• EXTRACTED MATERIAL:
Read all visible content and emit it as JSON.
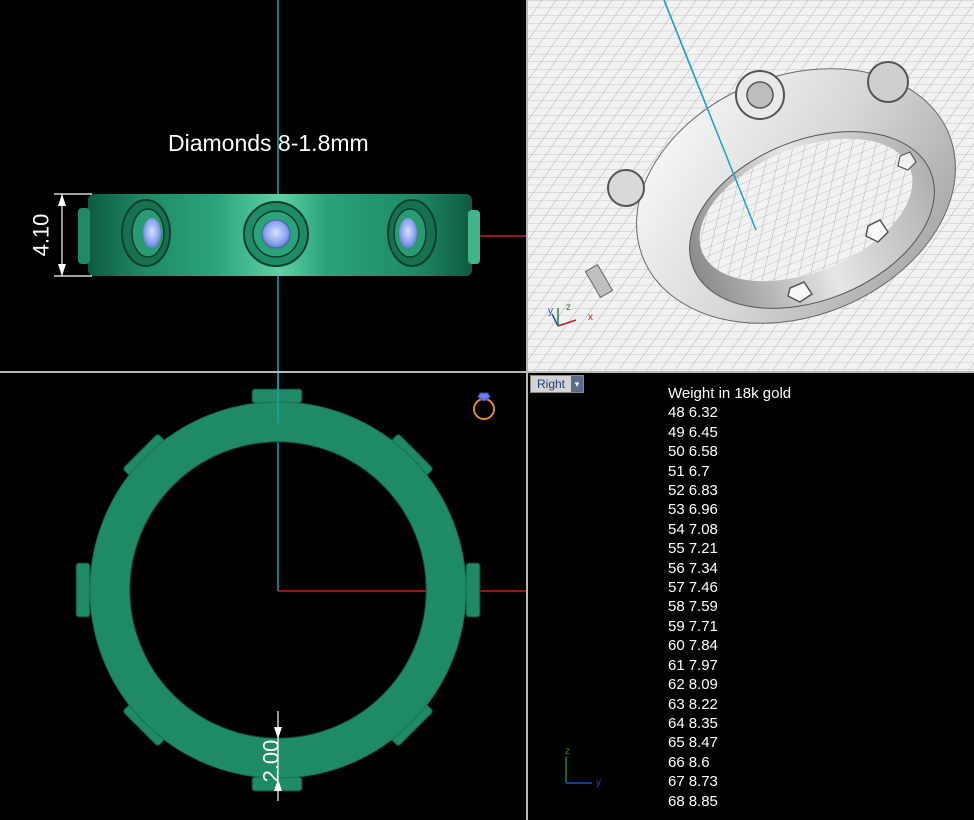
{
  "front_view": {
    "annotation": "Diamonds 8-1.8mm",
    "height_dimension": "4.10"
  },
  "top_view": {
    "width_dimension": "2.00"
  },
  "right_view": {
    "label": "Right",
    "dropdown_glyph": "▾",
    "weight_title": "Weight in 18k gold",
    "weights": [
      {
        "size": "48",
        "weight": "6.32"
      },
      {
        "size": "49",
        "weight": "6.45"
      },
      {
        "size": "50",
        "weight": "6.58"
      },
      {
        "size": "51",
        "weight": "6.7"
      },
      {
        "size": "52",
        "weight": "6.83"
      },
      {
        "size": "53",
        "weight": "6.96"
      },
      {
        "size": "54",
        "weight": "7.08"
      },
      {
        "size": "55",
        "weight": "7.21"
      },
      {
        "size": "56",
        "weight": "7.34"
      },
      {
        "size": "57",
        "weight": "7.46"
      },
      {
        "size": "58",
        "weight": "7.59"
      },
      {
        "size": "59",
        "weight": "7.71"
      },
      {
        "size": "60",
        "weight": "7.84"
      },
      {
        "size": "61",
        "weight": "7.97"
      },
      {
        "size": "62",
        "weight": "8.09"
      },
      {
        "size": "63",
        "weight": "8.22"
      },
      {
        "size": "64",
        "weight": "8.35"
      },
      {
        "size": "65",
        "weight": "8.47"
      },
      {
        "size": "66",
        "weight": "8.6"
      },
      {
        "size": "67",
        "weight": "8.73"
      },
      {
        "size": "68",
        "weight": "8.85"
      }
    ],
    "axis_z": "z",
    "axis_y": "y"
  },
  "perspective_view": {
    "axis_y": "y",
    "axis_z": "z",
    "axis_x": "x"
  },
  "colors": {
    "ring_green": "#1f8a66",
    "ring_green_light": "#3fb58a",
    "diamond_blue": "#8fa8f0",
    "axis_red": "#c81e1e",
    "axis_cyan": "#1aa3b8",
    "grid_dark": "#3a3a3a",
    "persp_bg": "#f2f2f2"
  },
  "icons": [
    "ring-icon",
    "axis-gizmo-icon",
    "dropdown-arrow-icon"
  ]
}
--
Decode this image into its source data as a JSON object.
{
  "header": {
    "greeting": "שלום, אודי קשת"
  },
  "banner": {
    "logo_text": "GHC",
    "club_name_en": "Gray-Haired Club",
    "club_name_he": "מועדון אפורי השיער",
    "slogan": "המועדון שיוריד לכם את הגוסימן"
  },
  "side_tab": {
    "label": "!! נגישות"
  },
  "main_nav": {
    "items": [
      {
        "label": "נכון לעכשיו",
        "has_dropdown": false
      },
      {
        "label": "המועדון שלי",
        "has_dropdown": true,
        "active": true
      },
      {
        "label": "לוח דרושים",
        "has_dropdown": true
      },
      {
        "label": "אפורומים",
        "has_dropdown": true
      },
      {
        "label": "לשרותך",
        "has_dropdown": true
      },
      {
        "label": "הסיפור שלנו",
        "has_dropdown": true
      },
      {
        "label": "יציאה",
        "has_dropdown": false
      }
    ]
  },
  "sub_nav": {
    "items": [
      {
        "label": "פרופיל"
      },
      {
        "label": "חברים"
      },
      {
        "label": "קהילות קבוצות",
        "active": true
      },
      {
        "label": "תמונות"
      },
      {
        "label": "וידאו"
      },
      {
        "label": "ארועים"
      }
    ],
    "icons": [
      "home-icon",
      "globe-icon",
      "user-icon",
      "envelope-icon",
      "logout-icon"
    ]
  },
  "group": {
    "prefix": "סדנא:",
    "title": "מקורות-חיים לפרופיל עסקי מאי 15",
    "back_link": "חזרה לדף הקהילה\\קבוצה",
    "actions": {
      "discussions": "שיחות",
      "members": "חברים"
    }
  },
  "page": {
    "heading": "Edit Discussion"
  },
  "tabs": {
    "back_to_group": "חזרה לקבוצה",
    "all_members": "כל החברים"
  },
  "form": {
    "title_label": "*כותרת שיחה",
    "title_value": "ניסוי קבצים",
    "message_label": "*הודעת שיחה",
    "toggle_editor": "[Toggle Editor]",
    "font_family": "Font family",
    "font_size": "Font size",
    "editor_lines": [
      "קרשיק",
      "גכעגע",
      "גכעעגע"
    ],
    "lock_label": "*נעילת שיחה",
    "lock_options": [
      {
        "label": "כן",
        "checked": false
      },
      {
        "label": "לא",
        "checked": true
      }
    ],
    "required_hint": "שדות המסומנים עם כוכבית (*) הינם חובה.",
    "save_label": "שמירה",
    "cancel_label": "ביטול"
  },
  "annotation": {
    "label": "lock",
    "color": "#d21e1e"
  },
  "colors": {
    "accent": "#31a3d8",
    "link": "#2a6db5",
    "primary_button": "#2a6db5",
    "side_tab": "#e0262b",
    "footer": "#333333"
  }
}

• SHORT EXERCISE: Pull out every line of the records that includes the string "annotation".

• FINAL ANSWER:
    "annotation": "Diamonds 8-1.8mm",
  "annotation": {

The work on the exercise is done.